Problem requirements
Here are some records; copy every line that holds the word "submitted".

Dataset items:
○ ○ ○ ○ ○

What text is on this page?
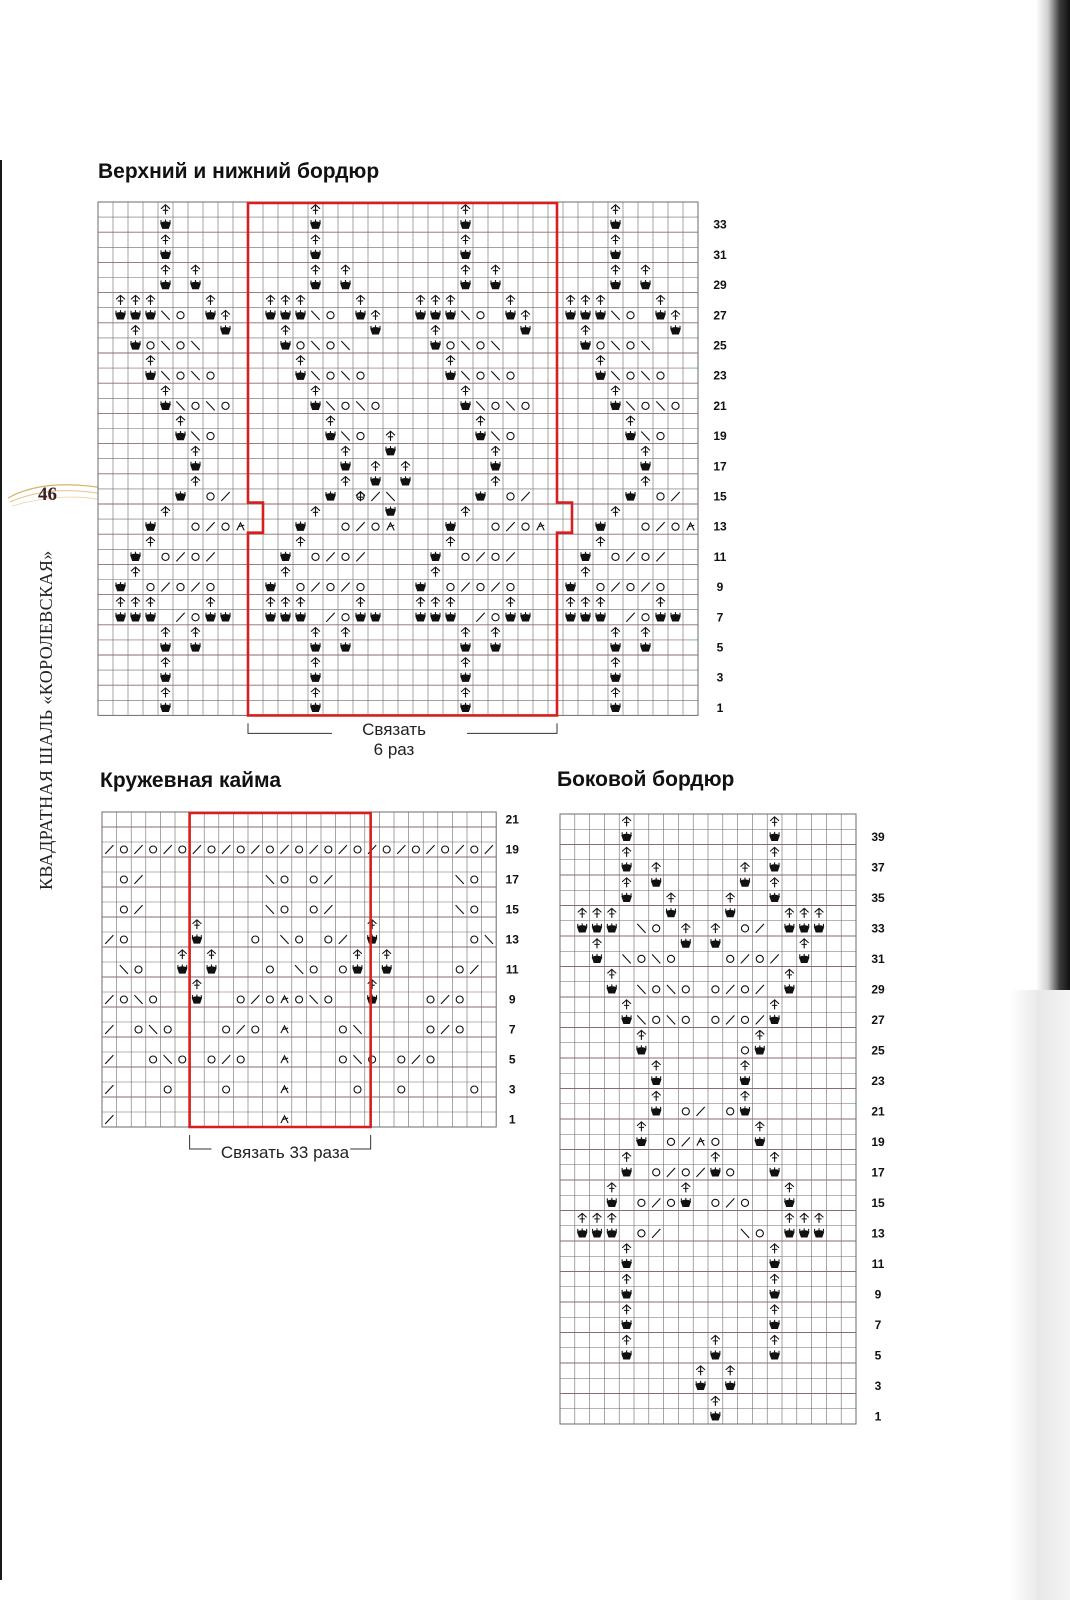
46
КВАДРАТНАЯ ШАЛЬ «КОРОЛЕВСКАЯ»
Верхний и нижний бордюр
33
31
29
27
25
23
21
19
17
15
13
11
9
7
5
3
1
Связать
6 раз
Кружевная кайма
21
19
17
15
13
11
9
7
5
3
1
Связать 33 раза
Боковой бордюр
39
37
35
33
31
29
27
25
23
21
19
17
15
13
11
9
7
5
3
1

○ ○ ○ ○ ○

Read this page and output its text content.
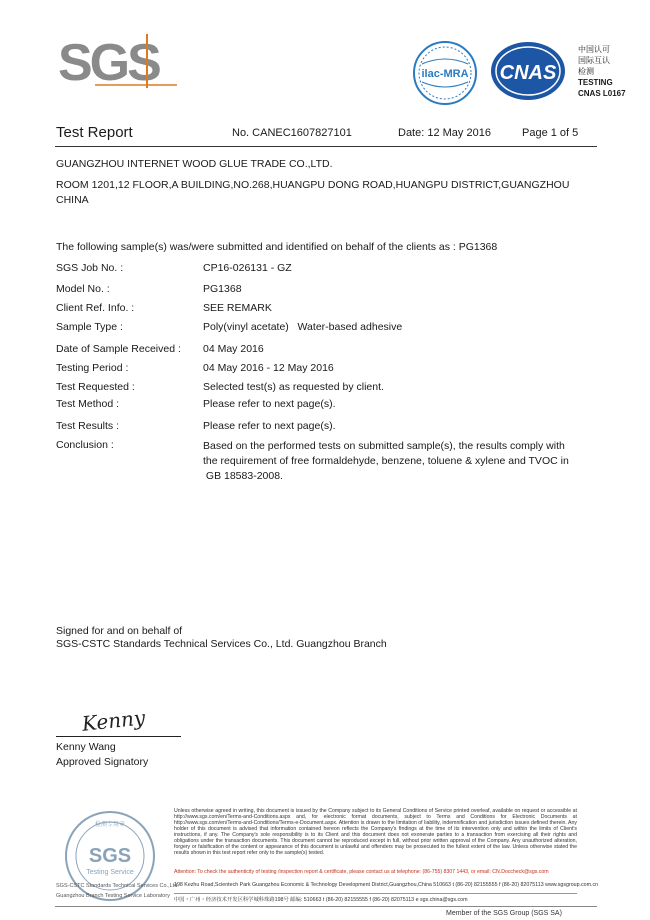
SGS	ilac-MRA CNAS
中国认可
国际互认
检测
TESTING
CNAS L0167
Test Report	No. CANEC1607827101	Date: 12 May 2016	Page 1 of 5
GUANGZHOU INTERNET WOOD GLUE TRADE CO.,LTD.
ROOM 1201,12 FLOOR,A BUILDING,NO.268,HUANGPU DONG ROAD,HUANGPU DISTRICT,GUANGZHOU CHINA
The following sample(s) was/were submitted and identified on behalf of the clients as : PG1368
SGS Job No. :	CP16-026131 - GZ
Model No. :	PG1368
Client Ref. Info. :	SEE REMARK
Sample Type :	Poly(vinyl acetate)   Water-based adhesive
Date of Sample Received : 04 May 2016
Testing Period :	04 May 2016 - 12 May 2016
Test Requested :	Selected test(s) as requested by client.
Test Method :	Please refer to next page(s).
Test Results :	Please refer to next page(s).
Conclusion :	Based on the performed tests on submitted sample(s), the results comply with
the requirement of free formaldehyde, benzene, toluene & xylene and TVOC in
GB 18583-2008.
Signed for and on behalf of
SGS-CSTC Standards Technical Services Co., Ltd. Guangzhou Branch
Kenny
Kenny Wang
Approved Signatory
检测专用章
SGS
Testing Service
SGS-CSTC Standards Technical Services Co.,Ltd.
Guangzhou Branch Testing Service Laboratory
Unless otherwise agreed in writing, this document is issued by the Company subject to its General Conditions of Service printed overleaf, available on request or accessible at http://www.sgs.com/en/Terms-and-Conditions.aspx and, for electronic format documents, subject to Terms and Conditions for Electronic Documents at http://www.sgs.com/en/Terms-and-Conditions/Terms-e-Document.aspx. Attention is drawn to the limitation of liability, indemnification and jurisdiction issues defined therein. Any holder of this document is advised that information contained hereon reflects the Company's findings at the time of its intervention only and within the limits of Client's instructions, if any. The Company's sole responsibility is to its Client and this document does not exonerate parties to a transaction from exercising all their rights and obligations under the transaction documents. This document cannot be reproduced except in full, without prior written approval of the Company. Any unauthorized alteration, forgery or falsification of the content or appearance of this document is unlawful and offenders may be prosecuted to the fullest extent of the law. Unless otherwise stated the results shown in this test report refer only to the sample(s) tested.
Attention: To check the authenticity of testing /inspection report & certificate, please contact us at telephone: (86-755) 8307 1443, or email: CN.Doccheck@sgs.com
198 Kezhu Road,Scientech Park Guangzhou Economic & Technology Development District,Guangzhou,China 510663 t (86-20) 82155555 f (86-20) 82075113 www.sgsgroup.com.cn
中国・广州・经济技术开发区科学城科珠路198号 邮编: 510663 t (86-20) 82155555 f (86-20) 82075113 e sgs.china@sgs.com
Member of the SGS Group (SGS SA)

○ ○ ○ ○ ○

Task answer
The following sample(s) was/were submitted and identified on behalf of the clients as : PG1368
Conclusion :	Based on the performed tests on submitted sample(s), the results comply with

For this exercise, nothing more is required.